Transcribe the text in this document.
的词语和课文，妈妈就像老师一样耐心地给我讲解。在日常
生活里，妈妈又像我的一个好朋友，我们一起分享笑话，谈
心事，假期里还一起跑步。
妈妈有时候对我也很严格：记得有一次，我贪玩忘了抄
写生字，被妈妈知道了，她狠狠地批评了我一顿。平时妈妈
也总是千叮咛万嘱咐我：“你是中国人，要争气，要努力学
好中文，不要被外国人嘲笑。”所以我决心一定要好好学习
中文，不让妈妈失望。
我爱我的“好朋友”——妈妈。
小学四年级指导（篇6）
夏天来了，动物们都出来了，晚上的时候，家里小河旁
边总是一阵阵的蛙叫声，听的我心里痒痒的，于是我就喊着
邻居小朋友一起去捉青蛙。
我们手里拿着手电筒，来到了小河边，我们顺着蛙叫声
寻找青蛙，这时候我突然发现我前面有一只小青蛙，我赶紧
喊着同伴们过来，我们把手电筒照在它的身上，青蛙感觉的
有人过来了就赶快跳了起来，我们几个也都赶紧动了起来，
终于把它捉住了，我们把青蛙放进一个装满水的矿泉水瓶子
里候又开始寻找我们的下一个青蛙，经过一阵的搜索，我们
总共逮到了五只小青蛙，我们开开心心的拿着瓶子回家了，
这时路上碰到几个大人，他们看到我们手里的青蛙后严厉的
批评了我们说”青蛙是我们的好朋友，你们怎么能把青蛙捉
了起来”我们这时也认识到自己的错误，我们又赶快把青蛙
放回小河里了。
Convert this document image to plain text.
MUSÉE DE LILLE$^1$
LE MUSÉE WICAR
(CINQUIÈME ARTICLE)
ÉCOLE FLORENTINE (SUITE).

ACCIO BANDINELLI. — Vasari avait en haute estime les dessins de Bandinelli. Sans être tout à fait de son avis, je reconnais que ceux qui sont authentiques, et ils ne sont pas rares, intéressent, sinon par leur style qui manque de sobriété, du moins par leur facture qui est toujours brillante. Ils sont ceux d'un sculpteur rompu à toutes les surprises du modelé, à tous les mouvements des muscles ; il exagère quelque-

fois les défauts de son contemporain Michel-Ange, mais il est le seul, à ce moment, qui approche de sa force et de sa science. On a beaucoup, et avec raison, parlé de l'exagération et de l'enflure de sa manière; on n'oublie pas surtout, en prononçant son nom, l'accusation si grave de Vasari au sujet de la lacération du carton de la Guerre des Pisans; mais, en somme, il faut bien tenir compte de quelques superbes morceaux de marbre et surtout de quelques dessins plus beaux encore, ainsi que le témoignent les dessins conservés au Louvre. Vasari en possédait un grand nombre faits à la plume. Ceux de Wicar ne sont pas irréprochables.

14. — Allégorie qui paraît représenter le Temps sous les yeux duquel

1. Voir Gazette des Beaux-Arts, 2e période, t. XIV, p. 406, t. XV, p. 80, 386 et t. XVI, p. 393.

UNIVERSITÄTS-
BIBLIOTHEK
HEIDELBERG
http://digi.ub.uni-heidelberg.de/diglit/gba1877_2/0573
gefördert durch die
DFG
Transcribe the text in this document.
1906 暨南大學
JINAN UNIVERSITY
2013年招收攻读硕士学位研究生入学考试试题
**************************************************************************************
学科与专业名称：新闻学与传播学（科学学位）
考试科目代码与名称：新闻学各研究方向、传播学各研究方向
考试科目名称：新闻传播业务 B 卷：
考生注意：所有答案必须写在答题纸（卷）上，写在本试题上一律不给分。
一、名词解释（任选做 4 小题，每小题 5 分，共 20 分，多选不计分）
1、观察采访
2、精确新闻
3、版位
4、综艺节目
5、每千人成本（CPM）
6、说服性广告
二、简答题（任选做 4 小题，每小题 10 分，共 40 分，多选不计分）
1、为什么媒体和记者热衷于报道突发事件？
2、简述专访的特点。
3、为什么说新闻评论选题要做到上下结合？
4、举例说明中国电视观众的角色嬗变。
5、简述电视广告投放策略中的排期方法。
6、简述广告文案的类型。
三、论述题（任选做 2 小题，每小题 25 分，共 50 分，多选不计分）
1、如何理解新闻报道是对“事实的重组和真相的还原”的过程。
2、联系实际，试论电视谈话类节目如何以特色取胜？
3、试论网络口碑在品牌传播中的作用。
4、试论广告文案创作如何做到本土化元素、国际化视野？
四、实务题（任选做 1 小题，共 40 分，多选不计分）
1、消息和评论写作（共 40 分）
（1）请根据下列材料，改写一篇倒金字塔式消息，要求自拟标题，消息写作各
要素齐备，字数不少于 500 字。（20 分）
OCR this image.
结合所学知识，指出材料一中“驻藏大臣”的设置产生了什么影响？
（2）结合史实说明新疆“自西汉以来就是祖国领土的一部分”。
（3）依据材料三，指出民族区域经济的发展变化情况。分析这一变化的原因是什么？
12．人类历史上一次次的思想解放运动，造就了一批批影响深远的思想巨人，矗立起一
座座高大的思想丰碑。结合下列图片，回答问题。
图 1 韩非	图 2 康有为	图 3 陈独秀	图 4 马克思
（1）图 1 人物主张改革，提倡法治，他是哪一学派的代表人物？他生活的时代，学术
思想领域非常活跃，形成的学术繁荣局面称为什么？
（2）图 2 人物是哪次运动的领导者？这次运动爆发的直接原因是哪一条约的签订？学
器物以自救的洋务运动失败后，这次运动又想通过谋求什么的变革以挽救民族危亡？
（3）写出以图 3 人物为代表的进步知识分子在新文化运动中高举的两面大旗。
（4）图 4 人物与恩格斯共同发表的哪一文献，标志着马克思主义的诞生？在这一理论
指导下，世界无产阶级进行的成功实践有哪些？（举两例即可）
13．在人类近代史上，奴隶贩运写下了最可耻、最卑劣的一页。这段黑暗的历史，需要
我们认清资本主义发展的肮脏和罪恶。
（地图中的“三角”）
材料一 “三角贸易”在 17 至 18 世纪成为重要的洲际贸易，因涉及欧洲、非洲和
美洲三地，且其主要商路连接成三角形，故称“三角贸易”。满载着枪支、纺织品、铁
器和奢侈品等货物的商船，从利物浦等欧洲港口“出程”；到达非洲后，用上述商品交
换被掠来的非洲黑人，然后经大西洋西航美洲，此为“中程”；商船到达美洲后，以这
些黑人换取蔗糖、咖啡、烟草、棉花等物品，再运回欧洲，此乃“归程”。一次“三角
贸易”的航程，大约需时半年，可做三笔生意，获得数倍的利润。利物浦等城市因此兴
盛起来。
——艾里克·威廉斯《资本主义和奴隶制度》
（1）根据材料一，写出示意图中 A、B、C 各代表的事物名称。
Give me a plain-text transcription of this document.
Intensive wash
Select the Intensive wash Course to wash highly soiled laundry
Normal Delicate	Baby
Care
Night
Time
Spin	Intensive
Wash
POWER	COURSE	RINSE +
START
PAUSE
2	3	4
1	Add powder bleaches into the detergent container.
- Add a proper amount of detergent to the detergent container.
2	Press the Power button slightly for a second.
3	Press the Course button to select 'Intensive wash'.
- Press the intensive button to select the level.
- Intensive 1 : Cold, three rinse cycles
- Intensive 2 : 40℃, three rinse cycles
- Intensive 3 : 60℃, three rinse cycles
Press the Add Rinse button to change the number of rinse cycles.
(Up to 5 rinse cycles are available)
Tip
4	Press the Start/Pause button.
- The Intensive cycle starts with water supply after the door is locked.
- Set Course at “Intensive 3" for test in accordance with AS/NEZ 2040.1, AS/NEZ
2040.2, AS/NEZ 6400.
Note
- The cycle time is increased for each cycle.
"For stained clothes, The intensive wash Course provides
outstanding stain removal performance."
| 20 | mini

**WHAT YOU HAVE TO DO**
Reproduce all of the records exactly.

**WRITTEN REPLY**
Transcribe the text in this document.
的词语和课文，妈妈就像老师一样耐心地给我讲解。在日常
生活里，妈妈又像我的一个好朋友，我们一起分享笑话，谈
心事，假期里还一起跑步。
妈妈有时候对我也很严格：记得有一次，我贪玩忘了抄
写生字，被妈妈知道了，她狠狠地批评了我一顿。平时妈妈
也总是千叮咛万嘱咐我：“你是中国人，要争气，要努力学
好中文，不要被外国人嘲笑。”所以我决心一定要好好学习
中文，不让妈妈失望。
我爱我的“好朋友”——妈妈。
小学四年级指导（篇6）
夏天来了，动物们都出来了，晚上的时候，家里小河旁
边总是一阵阵的蛙叫声，听的我心里痒痒的，于是我就喊着
邻居小朋友一起去捉青蛙。
我们手里拿着手电筒，来到了小河边，我们顺着蛙叫声
寻找青蛙，这时候我突然发现我前面有一只小青蛙，我赶紧
喊着同伴们过来，我们把手电筒照在它的身上，青蛙感觉的
有人过来了就赶快跳了起来，我们几个也都赶紧动了起来，
终于把它捉住了，我们把青蛙放进一个装满水的矿泉水瓶子
里候又开始寻找我们的下一个青蛙，经过一阵的搜索，我们
总共逮到了五只小青蛙，我们开开心心的拿着瓶子回家了，
这时路上碰到几个大人，他们看到我们手里的青蛙后严厉的
批评了我们说”青蛙是我们的好朋友，你们怎么能把青蛙捉
了起来”我们这时也认识到自己的错误，我们又赶快把青蛙
放回小河里了。
Convert this document image to plain text.
MUSÉE DE LILLE$^1$
LE MUSÉE WICAR
(CINQUIÈME ARTICLE)
ÉCOLE FLORENTINE (SUITE).

ACCIO BANDINELLI. — Vasari avait en haute estime les dessins de Bandinelli. Sans être tout à fait de son avis, je reconnais que ceux qui sont authentiques, et ils ne sont pas rares, intéressent, sinon par leur style qui manque de sobriété, du moins par leur facture qui est toujours brillante. Ils sont ceux d'un sculpteur rompu à toutes les surprises du modelé, à tous les mouvements des muscles ; il exagère quelque-

fois les défauts de son contemporain Michel-Ange, mais il est le seul, à ce moment, qui approche de sa force et de sa science. On a beaucoup, et avec raison, parlé de l'exagération et de l'enflure de sa manière; on n'oublie pas surtout, en prononçant son nom, l'accusation si grave de Vasari au sujet de la lacération du carton de la Guerre des Pisans; mais, en somme, il faut bien tenir compte de quelques superbes morceaux de marbre et surtout de quelques dessins plus beaux encore, ainsi que le témoignent les dessins conservés au Louvre. Vasari en possédait un grand nombre faits à la plume. Ceux de Wicar ne sont pas irréprochables.

14. — Allégorie qui paraît représenter le Temps sous les yeux duquel

1. Voir Gazette des Beaux-Arts, 2e période, t. XIV, p. 406, t. XV, p. 80, 386 et t. XVI, p. 393.

UNIVERSITÄTS-
BIBLIOTHEK
HEIDELBERG
http://digi.ub.uni-heidelberg.de/diglit/gba1877_2/0573
gefördert durch die
DFG
Transcribe the text in this document.
1906 暨南大學
JINAN UNIVERSITY
2013年招收攻读硕士学位研究生入学考试试题
**************************************************************************************
学科与专业名称：新闻学与传播学（科学学位）
考试科目代码与名称：新闻学各研究方向、传播学各研究方向
考试科目名称：新闻传播业务 B 卷：
考生注意：所有答案必须写在答题纸（卷）上，写在本试题上一律不给分。
一、名词解释（任选做 4 小题，每小题 5 分，共 20 分，多选不计分）
1、观察采访
2、精确新闻
3、版位
4、综艺节目
5、每千人成本（CPM）
6、说服性广告
二、简答题（任选做 4 小题，每小题 10 分，共 40 分，多选不计分）
1、为什么媒体和记者热衷于报道突发事件？
2、简述专访的特点。
3、为什么说新闻评论选题要做到上下结合？
4、举例说明中国电视观众的角色嬗变。
5、简述电视广告投放策略中的排期方法。
6、简述广告文案的类型。
三、论述题（任选做 2 小题，每小题 25 分，共 50 分，多选不计分）
1、如何理解新闻报道是对“事实的重组和真相的还原”的过程。
2、联系实际，试论电视谈话类节目如何以特色取胜？
3、试论网络口碑在品牌传播中的作用。
4、试论广告文案创作如何做到本土化元素、国际化视野？
四、实务题（任选做 1 小题，共 40 分，多选不计分）
1、消息和评论写作（共 40 分）
（1）请根据下列材料，改写一篇倒金字塔式消息，要求自拟标题，消息写作各
要素齐备，字数不少于 500 字。（20 分）
OCR this image.
结合所学知识，指出材料一中“驻藏大臣”的设置产生了什么影响？
（2）结合史实说明新疆“自西汉以来就是祖国领土的一部分”。
（3）依据材料三，指出民族区域经济的发展变化情况。分析这一变化的原因是什么？
12．人类历史上一次次的思想解放运动，造就了一批批影响深远的思想巨人，矗立起一
座座高大的思想丰碑。结合下列图片，回答问题。
图 1 韩非	图 2 康有为	图 3 陈独秀	图 4 马克思
（1）图 1 人物主张改革，提倡法治，他是哪一学派的代表人物？他生活的时代，学术
思想领域非常活跃，形成的学术繁荣局面称为什么？
（2）图 2 人物是哪次运动的领导者？这次运动爆发的直接原因是哪一条约的签订？学
器物以自救的洋务运动失败后，这次运动又想通过谋求什么的变革以挽救民族危亡？
（3）写出以图 3 人物为代表的进步知识分子在新文化运动中高举的两面大旗。
（4）图 4 人物与恩格斯共同发表的哪一文献，标志着马克思主义的诞生？在这一理论
指导下，世界无产阶级进行的成功实践有哪些？（举两例即可）
13．在人类近代史上，奴隶贩运写下了最可耻、最卑劣的一页。这段黑暗的历史，需要
我们认清资本主义发展的肮脏和罪恶。
（地图中的“三角”）
材料一 “三角贸易”在 17 至 18 世纪成为重要的洲际贸易，因涉及欧洲、非洲和
美洲三地，且其主要商路连接成三角形，故称“三角贸易”。满载着枪支、纺织品、铁
器和奢侈品等货物的商船，从利物浦等欧洲港口“出程”；到达非洲后，用上述商品交
换被掠来的非洲黑人，然后经大西洋西航美洲，此为“中程”；商船到达美洲后，以这
些黑人换取蔗糖、咖啡、烟草、棉花等物品，再运回欧洲，此乃“归程”。一次“三角
贸易”的航程，大约需时半年，可做三笔生意，获得数倍的利润。利物浦等城市因此兴
盛起来。
——艾里克·威廉斯《资本主义和奴隶制度》
（1）根据材料一，写出示意图中 A、B、C 各代表的事物名称。
Give me a plain-text transcription of this document.
Intensive wash
Select the Intensive wash Course to wash highly soiled laundry
Normal Delicate	Baby
Care
Night
Time
Spin	Intensive
Wash
POWER	COURSE	RINSE +
START
PAUSE
2	3	4
1	Add powder bleaches into the detergent container.
- Add a proper amount of detergent to the detergent container.
2	Press the Power button slightly for a second.
3	Press the Course button to select 'Intensive wash'.
- Press the intensive button to select the level.
- Intensive 1 : Cold, three rinse cycles
- Intensive 2 : 40℃, three rinse cycles
- Intensive 3 : 60℃, three rinse cycles
Press the Add Rinse button to change the number of rinse cycles.
(Up to 5 rinse cycles are available)
Tip
4	Press the Start/Pause button.
- The Intensive cycle starts with water supply after the door is locked.
- Set Course at “Intensive 3" for test in accordance with AS/NEZ 2040.1, AS/NEZ
2040.2, AS/NEZ 6400.
Note
- The cycle time is increased for each cycle.
"For stained clothes, The intensive wash Course provides
outstanding stain removal performance."
| 20 | mini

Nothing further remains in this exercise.